→ **Aim**
Copy out lines with the word "บเคร" from the material that follows.

Entries taken from a collection
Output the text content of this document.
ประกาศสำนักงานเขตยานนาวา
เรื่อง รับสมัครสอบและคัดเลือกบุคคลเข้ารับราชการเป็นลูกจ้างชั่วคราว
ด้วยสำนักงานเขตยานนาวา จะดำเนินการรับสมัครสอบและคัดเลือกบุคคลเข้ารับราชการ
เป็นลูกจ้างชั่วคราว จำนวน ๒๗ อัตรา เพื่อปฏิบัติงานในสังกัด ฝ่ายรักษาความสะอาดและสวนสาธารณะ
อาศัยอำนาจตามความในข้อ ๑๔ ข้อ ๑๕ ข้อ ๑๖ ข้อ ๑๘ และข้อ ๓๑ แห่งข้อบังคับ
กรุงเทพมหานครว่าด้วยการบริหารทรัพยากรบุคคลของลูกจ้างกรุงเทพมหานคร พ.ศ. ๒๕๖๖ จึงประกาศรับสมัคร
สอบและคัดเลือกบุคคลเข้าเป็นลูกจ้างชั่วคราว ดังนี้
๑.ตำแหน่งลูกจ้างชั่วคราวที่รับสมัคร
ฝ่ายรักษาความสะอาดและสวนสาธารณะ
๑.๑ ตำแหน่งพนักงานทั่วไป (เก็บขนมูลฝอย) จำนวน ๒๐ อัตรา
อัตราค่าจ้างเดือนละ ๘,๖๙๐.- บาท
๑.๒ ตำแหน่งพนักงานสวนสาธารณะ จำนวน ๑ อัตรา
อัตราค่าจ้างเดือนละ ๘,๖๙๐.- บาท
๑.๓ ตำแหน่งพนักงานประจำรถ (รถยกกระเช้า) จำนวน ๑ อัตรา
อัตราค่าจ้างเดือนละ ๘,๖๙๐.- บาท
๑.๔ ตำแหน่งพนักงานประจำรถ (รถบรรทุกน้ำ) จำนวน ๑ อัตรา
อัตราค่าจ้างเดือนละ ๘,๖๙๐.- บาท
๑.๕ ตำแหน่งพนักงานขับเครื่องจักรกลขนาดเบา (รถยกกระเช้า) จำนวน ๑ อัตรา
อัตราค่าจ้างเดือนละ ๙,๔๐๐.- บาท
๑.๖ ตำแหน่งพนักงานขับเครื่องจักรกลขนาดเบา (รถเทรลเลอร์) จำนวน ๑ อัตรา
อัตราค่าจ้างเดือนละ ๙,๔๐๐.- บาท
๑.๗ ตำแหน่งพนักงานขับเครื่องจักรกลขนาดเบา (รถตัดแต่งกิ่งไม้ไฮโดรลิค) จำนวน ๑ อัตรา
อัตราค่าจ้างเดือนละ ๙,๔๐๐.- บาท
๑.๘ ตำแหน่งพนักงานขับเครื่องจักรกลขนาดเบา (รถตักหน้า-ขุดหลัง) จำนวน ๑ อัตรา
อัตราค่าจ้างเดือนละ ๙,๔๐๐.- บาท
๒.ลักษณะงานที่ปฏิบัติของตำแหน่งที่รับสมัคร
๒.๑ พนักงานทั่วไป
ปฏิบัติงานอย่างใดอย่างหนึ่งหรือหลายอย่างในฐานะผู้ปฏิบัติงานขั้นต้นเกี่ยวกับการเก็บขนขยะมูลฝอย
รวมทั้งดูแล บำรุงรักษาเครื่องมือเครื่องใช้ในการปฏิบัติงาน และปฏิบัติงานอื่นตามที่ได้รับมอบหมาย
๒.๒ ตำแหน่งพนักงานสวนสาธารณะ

→ **Answer**
๑.๕ ตำแหน่งพนักงานขับเครื่องจักรกลขนาดเบา (รถยกกระเช้า) จำนวน ๑ อัตรา
๑.๖ ตำแหน่งพนักงานขับเครื่องจักรกลขนาดเบา (รถเทรลเลอร์) จำนวน ๑ อัตรา
๑.๗ ตำแหน่งพนักงานขับเครื่องจักรกลขนาดเบา (รถตัดแต่งกิ่งไม้ไฮโดรลิค) จำนวน ๑ อัตรา
๑.๘ ตำแหน่งพนักงานขับเครื่องจักรกลขนาดเบา (รถตักหน้า-ขุดหลัง) จำนวน ๑ อัตรา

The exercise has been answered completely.